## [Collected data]
-----

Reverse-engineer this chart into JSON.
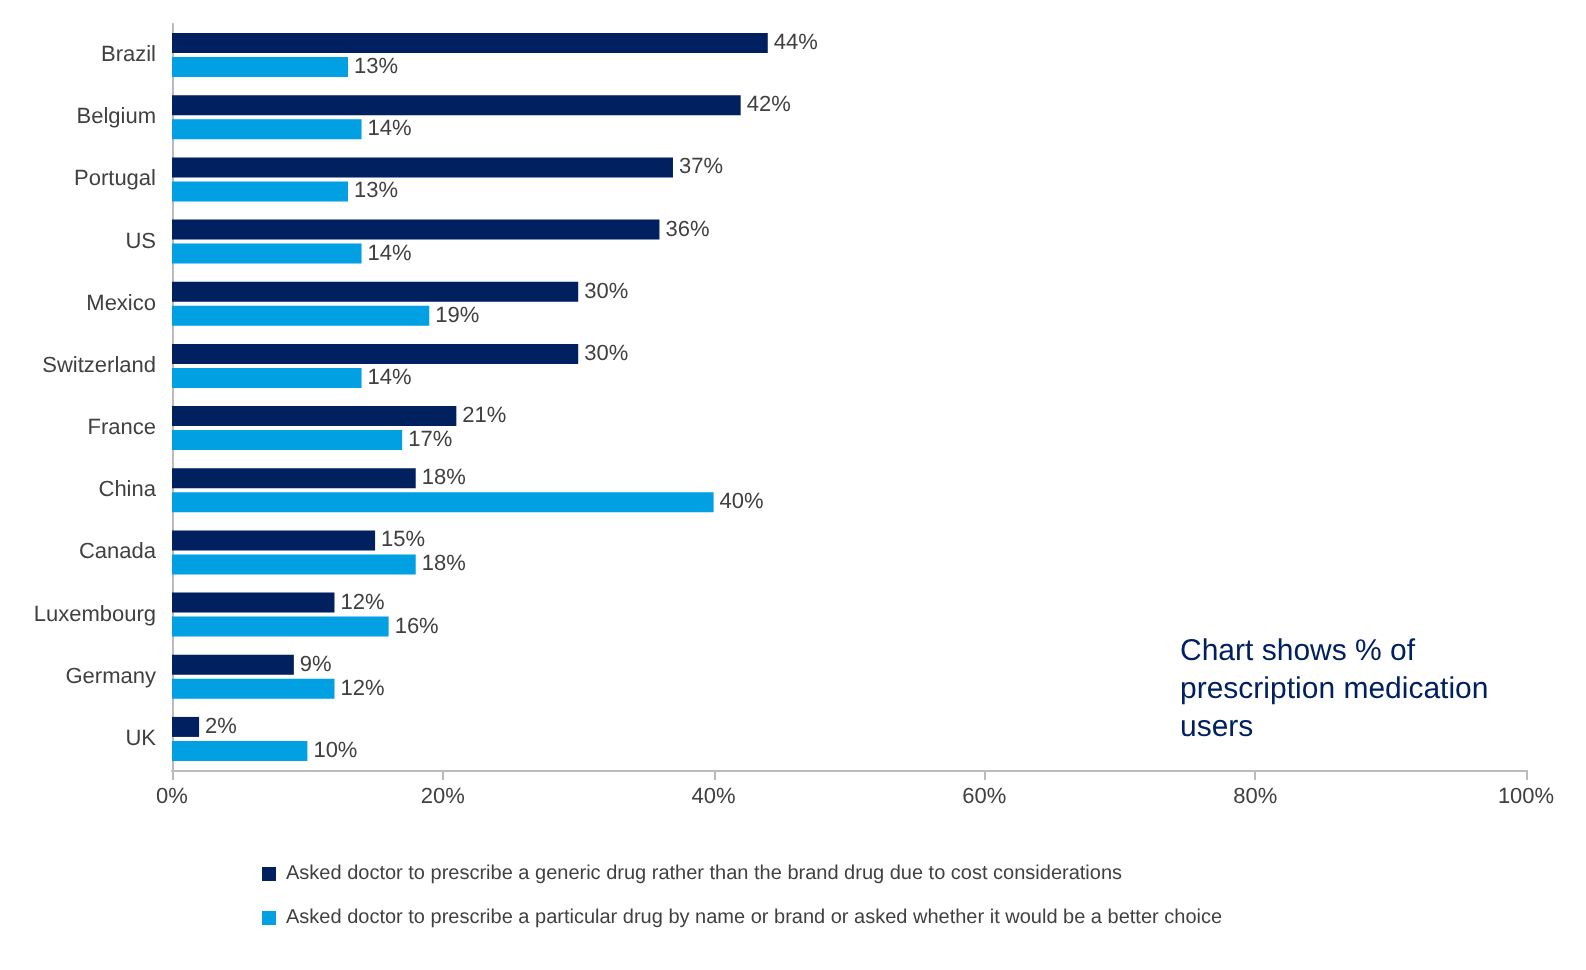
{
  "chart_data": {
    "type": "bar",
    "orientation": "horizontal",
    "categories": [
      "Brazil",
      "Belgium",
      "Portugal",
      "US",
      "Mexico",
      "Switzerland",
      "France",
      "China",
      "Canada",
      "Luxembourg",
      "Germany",
      "UK"
    ],
    "series": [
      {
        "name": "Asked doctor to prescribe a generic drug rather than the brand drug due to cost considerations",
        "color": "#002060",
        "values": [
          44,
          42,
          37,
          36,
          30,
          30,
          21,
          18,
          15,
          12,
          9,
          2
        ],
        "value_labels": [
          "44%",
          "42%",
          "37%",
          "36%",
          "30%",
          "30%",
          "21%",
          "18%",
          "15%",
          "12%",
          "9%",
          "2%"
        ]
      },
      {
        "name": "Asked doctor to prescribe a particular drug by name or brand or asked whether it would be a better choice",
        "color": "#00a0e3",
        "values": [
          13,
          14,
          13,
          14,
          19,
          14,
          17,
          40,
          18,
          16,
          12,
          10
        ],
        "value_labels": [
          "13%",
          "14%",
          "13%",
          "14%",
          "19%",
          "14%",
          "17%",
          "40%",
          "18%",
          "16%",
          "12%",
          "10%"
        ]
      }
    ],
    "xlim": [
      0,
      100
    ],
    "xticks": [
      {
        "value": 0,
        "label": "0%"
      },
      {
        "value": 20,
        "label": "20%"
      },
      {
        "value": 40,
        "label": "40%"
      },
      {
        "value": 60,
        "label": "60%"
      },
      {
        "value": 80,
        "label": "80%"
      },
      {
        "value": 100,
        "label": "100%"
      }
    ],
    "annotations": [
      "Chart shows % of prescription medication users"
    ],
    "legend": "bottom",
    "grid": false
  }
}
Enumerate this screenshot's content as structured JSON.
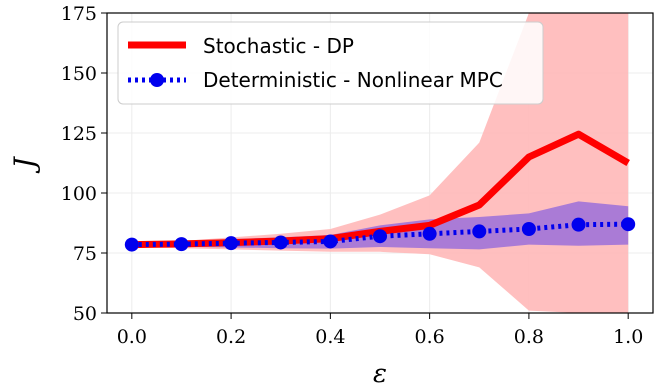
{
  "chart_data": {
    "type": "line",
    "xlabel": "ε",
    "ylabel": "J",
    "xlim": [
      -0.05,
      1.05
    ],
    "ylim": [
      50,
      175
    ],
    "x_ticks": [
      0.0,
      0.2,
      0.4,
      0.6,
      0.8,
      1.0
    ],
    "x_tick_labels": [
      "0.0",
      "0.2",
      "0.4",
      "0.6",
      "0.8",
      "1.0"
    ],
    "y_ticks": [
      50,
      75,
      100,
      125,
      150,
      175
    ],
    "y_tick_labels": [
      "50",
      "75",
      "100",
      "125",
      "150",
      "175"
    ],
    "grid": true,
    "legend_position": "top-left",
    "x": [
      0.0,
      0.1,
      0.2,
      0.3,
      0.4,
      0.5,
      0.6,
      0.7,
      0.8,
      0.9,
      1.0
    ],
    "series": [
      {
        "name": "Stochastic - DP",
        "style": "solid-thick",
        "color": "#ff0000",
        "band_color": "#ffbcbc",
        "values": [
          78.5,
          78.8,
          79.3,
          80.0,
          81.0,
          84.0,
          86.5,
          95.0,
          115.0,
          124.5,
          112.5
        ],
        "band_lower": [
          77.5,
          77.0,
          76.5,
          76.0,
          75.5,
          75.5,
          74.5,
          69.0,
          51.0,
          50.0,
          50.0
        ],
        "band_upper": [
          79.5,
          80.0,
          81.5,
          83.0,
          85.0,
          91.0,
          99.0,
          121.0,
          175.0,
          175.0,
          175.0
        ]
      },
      {
        "name": "Deterministic - Nonlinear MPC",
        "style": "dotted-with-circles",
        "color": "#0000ee",
        "band_color": "#9b6fd9",
        "values": [
          78.5,
          78.7,
          79.1,
          79.4,
          79.8,
          82.0,
          83.0,
          84.0,
          85.0,
          86.8,
          87.0
        ],
        "band_lower": [
          77.8,
          77.6,
          77.3,
          77.0,
          76.8,
          77.5,
          77.0,
          76.5,
          78.5,
          78.0,
          78.5
        ],
        "band_upper": [
          79.2,
          79.8,
          80.8,
          81.5,
          82.5,
          86.5,
          89.0,
          90.0,
          91.5,
          96.5,
          94.5
        ]
      }
    ]
  }
}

-----

## [Exercise details]
Find the string "prescribe" in the listing and return every line that holds it.

## [Full solution]
        "name": "Asked doctor to prescribe a generic drug rather than the brand drug due to cost considerations",
        "name": "Asked doctor to prescribe a particular drug by name or brand or asked whether it would be a better choice",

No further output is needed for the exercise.